- [Task prompt]
Filter the records below and copy every line containing the word "JSON".

- [Input rows]
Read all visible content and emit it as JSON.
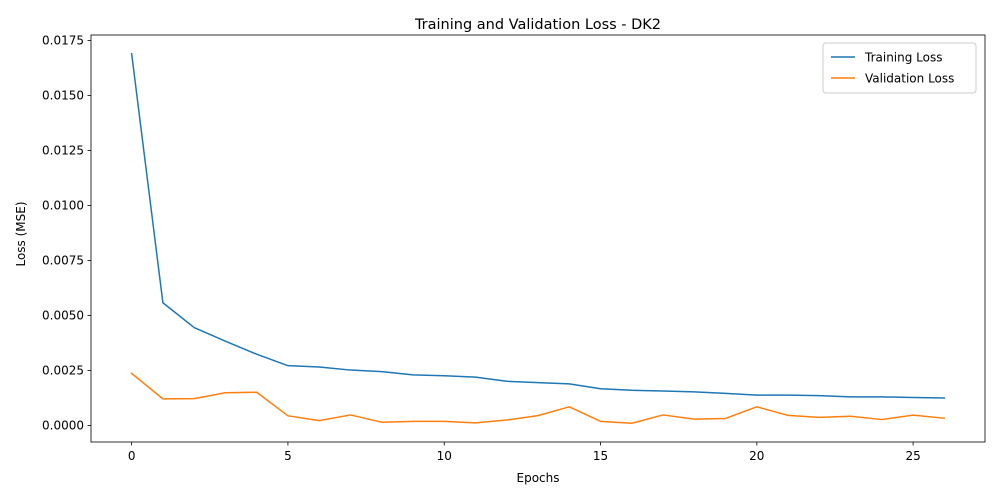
{
  "chart_data": {
    "type": "line",
    "title": "Training and Validation Loss - DK2",
    "xlabel": "Epochs",
    "ylabel": "Loss (MSE)",
    "xlim": [
      -1.3,
      27.3
    ],
    "ylim": [
      -0.00075,
      0.01775
    ],
    "xticks": [
      0,
      5,
      10,
      15,
      20,
      25
    ],
    "yticks": [
      0.0,
      0.0025,
      0.005,
      0.0075,
      0.01,
      0.0125,
      0.015,
      0.0175
    ],
    "ytick_labels": [
      "0.0000",
      "0.0025",
      "0.0050",
      "0.0075",
      "0.0100",
      "0.0125",
      "0.0150",
      "0.0175"
    ],
    "grid": false,
    "legend_position": "top-right",
    "x": [
      0,
      1,
      2,
      3,
      4,
      5,
      6,
      7,
      8,
      9,
      10,
      11,
      12,
      13,
      14,
      15,
      16,
      17,
      18,
      19,
      20,
      21,
      22,
      23,
      24,
      25,
      26
    ],
    "series": [
      {
        "name": "Training Loss",
        "color": "#1f77b4",
        "values": [
          0.0169,
          0.00558,
          0.00445,
          0.00383,
          0.00324,
          0.00272,
          0.00266,
          0.00252,
          0.00245,
          0.0023,
          0.00226,
          0.0022,
          0.00201,
          0.00195,
          0.00189,
          0.00167,
          0.0016,
          0.00157,
          0.00153,
          0.00146,
          0.00138,
          0.00138,
          0.00136,
          0.0013,
          0.0013,
          0.00127,
          0.00125
        ]
      },
      {
        "name": "Validation Loss",
        "color": "#ff7f0e",
        "values": [
          0.00237,
          0.00121,
          0.00122,
          0.00149,
          0.00151,
          0.00044,
          0.00022,
          0.00048,
          0.00015,
          0.00019,
          0.00019,
          0.00012,
          0.00025,
          0.00045,
          0.00085,
          0.00019,
          0.0001,
          0.00048,
          0.00029,
          0.00032,
          0.00085,
          0.00046,
          0.00037,
          0.00042,
          0.00027,
          0.00047,
          0.00033
        ]
      }
    ]
  }
}
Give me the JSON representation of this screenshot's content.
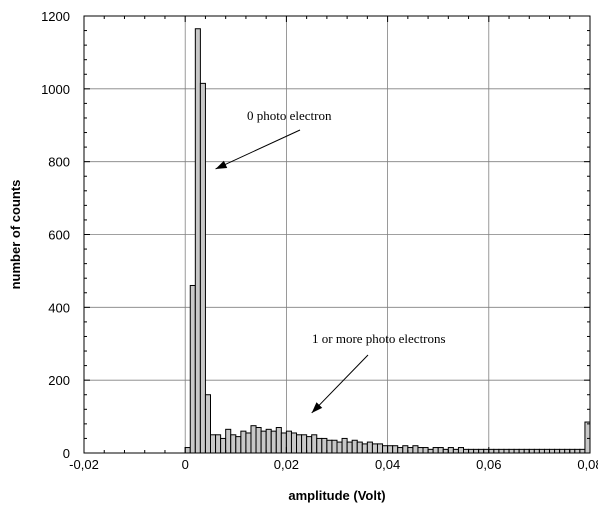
{
  "chart_data": {
    "type": "bar",
    "title": "",
    "xlabel": "amplitude (Volt)",
    "ylabel": "number of counts",
    "xlim": [
      -0.02,
      0.08
    ],
    "ylim": [
      0,
      1200
    ],
    "grid": true,
    "x_ticks": [
      "-0,02",
      "0",
      "0,02",
      "0,04",
      "0,06",
      "0,08"
    ],
    "y_ticks": [
      "0",
      "200",
      "400",
      "600",
      "800",
      "1000",
      "1200"
    ],
    "bar_color": "#c8c8c8",
    "bin_start": 0.0,
    "bin_width": 0.001,
    "values": [
      15,
      460,
      1165,
      1015,
      160,
      50,
      50,
      40,
      65,
      50,
      45,
      60,
      55,
      75,
      70,
      60,
      65,
      60,
      70,
      55,
      60,
      55,
      50,
      50,
      45,
      50,
      40,
      40,
      35,
      35,
      30,
      40,
      30,
      35,
      30,
      25,
      30,
      25,
      25,
      20,
      20,
      20,
      15,
      20,
      15,
      20,
      15,
      15,
      10,
      15,
      15,
      10,
      15,
      10,
      15,
      10,
      10,
      10,
      10,
      10,
      10,
      10,
      10,
      10,
      10,
      10,
      10,
      10,
      10,
      10,
      10,
      10,
      10,
      10,
      10,
      10,
      10,
      10,
      10,
      85
    ],
    "annotations": [
      {
        "text": "0 photo electron",
        "target": [
          0.006,
          780
        ]
      },
      {
        "text": "1 or more photo electrons",
        "target": [
          0.025,
          110
        ]
      }
    ]
  }
}
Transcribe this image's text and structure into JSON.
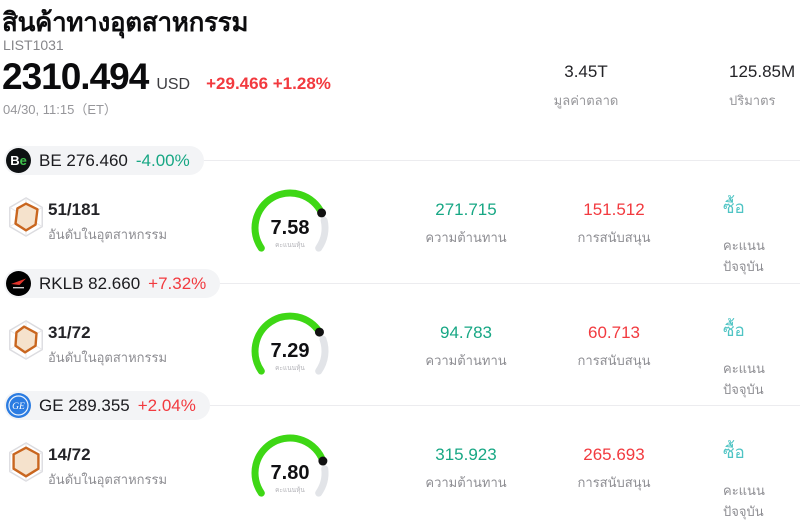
{
  "header": {
    "title": "สินค้าทางอุตสาหกรรม",
    "code": "LIST1031",
    "price": "2310.494",
    "currency": "USD",
    "change": "+29.466 +1.28%",
    "change_direction": "up",
    "datetime": "04/30, 11:15（ET）",
    "market_cap": {
      "value": "3.45T",
      "label": "มูลค่าตลาด"
    },
    "volume": {
      "value": "125.85M",
      "label": "ปริมาตร"
    }
  },
  "labels": {
    "industry_rank": "อันดับในอุตสาหกรรม",
    "stock_score": "คะแนนหุ้น",
    "resistance": "ความต้านทาน",
    "support": "การสนับสนุน",
    "current_rating": "คะแนนปัจจุบัน"
  },
  "colors": {
    "up_red": "#f23a3f",
    "down_teal": "#17a784",
    "buy_teal": "#4fc4c4",
    "gauge_green": "#3ed715",
    "gauge_track": "#e2e4e8",
    "pill_bg": "#f3f4f6",
    "ge_logo_blue": "#2b7ce2"
  },
  "stocks": [
    {
      "ticker": "BE",
      "price": "276.460",
      "change": "-4.00%",
      "direction": "down",
      "logo_b": "B",
      "logo_e": "e",
      "rank": "51/181",
      "score": "7.58",
      "resistance": "271.715",
      "support": "151.512",
      "signal": "ซื้อ"
    },
    {
      "ticker": "RKLB",
      "price": "82.660",
      "change": "+7.32%",
      "direction": "up",
      "rank": "31/72",
      "score": "7.29",
      "resistance": "94.783",
      "support": "60.713",
      "signal": "ซื้อ"
    },
    {
      "ticker": "GE",
      "price": "289.355",
      "change": "+2.04%",
      "direction": "up",
      "logo_text": "GE",
      "rank": "14/72",
      "score": "7.80",
      "resistance": "315.923",
      "support": "265.693",
      "signal": "ซื้อ"
    }
  ]
}
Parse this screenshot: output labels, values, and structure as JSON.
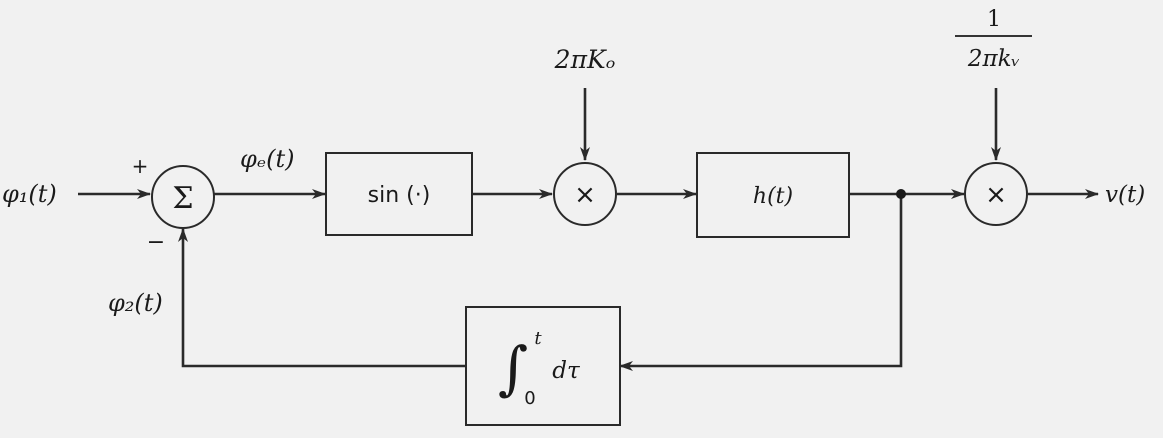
{
  "signals": {
    "input": "φ₁(t)",
    "error": "φₑ(t)",
    "feedback": "φ₂(t)",
    "output": "v(t)"
  },
  "summer": {
    "symbol": "Σ",
    "plus_sign": "+",
    "minus_sign": "−"
  },
  "blocks": {
    "nonlinearity": "sin (·)",
    "filter": "h(t)",
    "integrator": {
      "integral_sign": "∫",
      "upper_limit": "t",
      "lower_limit": "0",
      "integrand": "dτ"
    }
  },
  "multipliers": {
    "symbol": "×",
    "gain_vco": "2πKₒ",
    "gain_out": {
      "numerator": "1",
      "denominator": "2πkᵥ"
    }
  }
}
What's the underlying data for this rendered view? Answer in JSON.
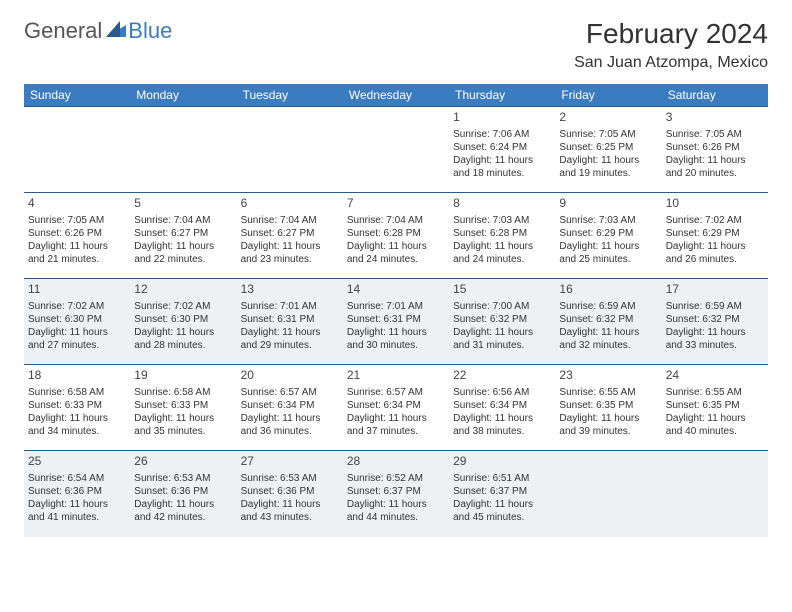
{
  "logo": {
    "general": "General",
    "blue": "Blue"
  },
  "title": "February 2024",
  "location": "San Juan Atzompa, Mexico",
  "colors": {
    "header_bg": "#3b7bbf",
    "header_border": "#2a5a8a",
    "shaded_row_bg": "#eef1f3",
    "text": "#333333",
    "logo_gray": "#555555",
    "logo_blue": "#3b7bbf"
  },
  "typography": {
    "title_fontsize": 28,
    "location_fontsize": 16,
    "dayheader_fontsize": 12,
    "cell_fontsize": 10,
    "daynum_fontsize": 12
  },
  "day_headers": [
    "Sunday",
    "Monday",
    "Tuesday",
    "Wednesday",
    "Thursday",
    "Friday",
    "Saturday"
  ],
  "weeks": [
    {
      "shaded": false,
      "days": [
        null,
        null,
        null,
        null,
        {
          "n": "1",
          "sunrise": "7:06 AM",
          "sunset": "6:24 PM",
          "daylight": "11 hours and 18 minutes."
        },
        {
          "n": "2",
          "sunrise": "7:05 AM",
          "sunset": "6:25 PM",
          "daylight": "11 hours and 19 minutes."
        },
        {
          "n": "3",
          "sunrise": "7:05 AM",
          "sunset": "6:26 PM",
          "daylight": "11 hours and 20 minutes."
        }
      ]
    },
    {
      "shaded": false,
      "days": [
        {
          "n": "4",
          "sunrise": "7:05 AM",
          "sunset": "6:26 PM",
          "daylight": "11 hours and 21 minutes."
        },
        {
          "n": "5",
          "sunrise": "7:04 AM",
          "sunset": "6:27 PM",
          "daylight": "11 hours and 22 minutes."
        },
        {
          "n": "6",
          "sunrise": "7:04 AM",
          "sunset": "6:27 PM",
          "daylight": "11 hours and 23 minutes."
        },
        {
          "n": "7",
          "sunrise": "7:04 AM",
          "sunset": "6:28 PM",
          "daylight": "11 hours and 24 minutes."
        },
        {
          "n": "8",
          "sunrise": "7:03 AM",
          "sunset": "6:28 PM",
          "daylight": "11 hours and 24 minutes."
        },
        {
          "n": "9",
          "sunrise": "7:03 AM",
          "sunset": "6:29 PM",
          "daylight": "11 hours and 25 minutes."
        },
        {
          "n": "10",
          "sunrise": "7:02 AM",
          "sunset": "6:29 PM",
          "daylight": "11 hours and 26 minutes."
        }
      ]
    },
    {
      "shaded": true,
      "days": [
        {
          "n": "11",
          "sunrise": "7:02 AM",
          "sunset": "6:30 PM",
          "daylight": "11 hours and 27 minutes."
        },
        {
          "n": "12",
          "sunrise": "7:02 AM",
          "sunset": "6:30 PM",
          "daylight": "11 hours and 28 minutes."
        },
        {
          "n": "13",
          "sunrise": "7:01 AM",
          "sunset": "6:31 PM",
          "daylight": "11 hours and 29 minutes."
        },
        {
          "n": "14",
          "sunrise": "7:01 AM",
          "sunset": "6:31 PM",
          "daylight": "11 hours and 30 minutes."
        },
        {
          "n": "15",
          "sunrise": "7:00 AM",
          "sunset": "6:32 PM",
          "daylight": "11 hours and 31 minutes."
        },
        {
          "n": "16",
          "sunrise": "6:59 AM",
          "sunset": "6:32 PM",
          "daylight": "11 hours and 32 minutes."
        },
        {
          "n": "17",
          "sunrise": "6:59 AM",
          "sunset": "6:32 PM",
          "daylight": "11 hours and 33 minutes."
        }
      ]
    },
    {
      "shaded": false,
      "days": [
        {
          "n": "18",
          "sunrise": "6:58 AM",
          "sunset": "6:33 PM",
          "daylight": "11 hours and 34 minutes."
        },
        {
          "n": "19",
          "sunrise": "6:58 AM",
          "sunset": "6:33 PM",
          "daylight": "11 hours and 35 minutes."
        },
        {
          "n": "20",
          "sunrise": "6:57 AM",
          "sunset": "6:34 PM",
          "daylight": "11 hours and 36 minutes."
        },
        {
          "n": "21",
          "sunrise": "6:57 AM",
          "sunset": "6:34 PM",
          "daylight": "11 hours and 37 minutes."
        },
        {
          "n": "22",
          "sunrise": "6:56 AM",
          "sunset": "6:34 PM",
          "daylight": "11 hours and 38 minutes."
        },
        {
          "n": "23",
          "sunrise": "6:55 AM",
          "sunset": "6:35 PM",
          "daylight": "11 hours and 39 minutes."
        },
        {
          "n": "24",
          "sunrise": "6:55 AM",
          "sunset": "6:35 PM",
          "daylight": "11 hours and 40 minutes."
        }
      ]
    },
    {
      "shaded": true,
      "days": [
        {
          "n": "25",
          "sunrise": "6:54 AM",
          "sunset": "6:36 PM",
          "daylight": "11 hours and 41 minutes."
        },
        {
          "n": "26",
          "sunrise": "6:53 AM",
          "sunset": "6:36 PM",
          "daylight": "11 hours and 42 minutes."
        },
        {
          "n": "27",
          "sunrise": "6:53 AM",
          "sunset": "6:36 PM",
          "daylight": "11 hours and 43 minutes."
        },
        {
          "n": "28",
          "sunrise": "6:52 AM",
          "sunset": "6:37 PM",
          "daylight": "11 hours and 44 minutes."
        },
        {
          "n": "29",
          "sunrise": "6:51 AM",
          "sunset": "6:37 PM",
          "daylight": "11 hours and 45 minutes."
        },
        null,
        null
      ]
    }
  ],
  "labels": {
    "sunrise": "Sunrise:",
    "sunset": "Sunset:",
    "daylight": "Daylight:"
  }
}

- [Reply]
Read all visible content and emit it as JSON.
Give me the JSON representation of this screenshot's content.
Transcribe this image's text and structure into JSON.
Parse this screenshot: output labels, values, and structure as JSON.
What's the underlying data for this rendered view? Answer in JSON.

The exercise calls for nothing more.